Wherever a line holds the word "Meer", copy that line out.
═════ Data entries
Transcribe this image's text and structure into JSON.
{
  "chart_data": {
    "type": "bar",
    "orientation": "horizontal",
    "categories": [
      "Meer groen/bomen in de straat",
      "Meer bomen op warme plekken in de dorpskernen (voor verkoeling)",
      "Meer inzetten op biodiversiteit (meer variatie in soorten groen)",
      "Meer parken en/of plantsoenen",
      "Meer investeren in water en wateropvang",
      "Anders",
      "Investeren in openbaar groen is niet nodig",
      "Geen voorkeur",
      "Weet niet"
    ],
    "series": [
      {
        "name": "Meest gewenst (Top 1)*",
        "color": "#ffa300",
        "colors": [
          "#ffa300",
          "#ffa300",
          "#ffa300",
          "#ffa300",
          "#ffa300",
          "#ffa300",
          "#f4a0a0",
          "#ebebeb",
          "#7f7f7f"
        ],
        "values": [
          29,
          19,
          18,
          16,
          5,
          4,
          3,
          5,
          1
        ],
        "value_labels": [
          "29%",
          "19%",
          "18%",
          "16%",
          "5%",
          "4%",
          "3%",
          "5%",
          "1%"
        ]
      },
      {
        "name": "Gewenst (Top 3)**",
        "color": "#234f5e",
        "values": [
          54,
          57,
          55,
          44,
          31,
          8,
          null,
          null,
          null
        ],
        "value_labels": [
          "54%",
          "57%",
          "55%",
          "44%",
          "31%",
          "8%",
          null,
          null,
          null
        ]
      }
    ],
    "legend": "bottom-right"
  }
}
══════════
Task answer ▸
      "Meer groen/bomen in de straat",
      "Meer bomen op warme plekken in de dorpskernen (voor verkoeling)",
      "Meer inzetten op biodiversiteit (meer variatie in soorten groen)",
      "Meer parken en/of plantsoenen",
      "Meer investeren in water en wateropvang",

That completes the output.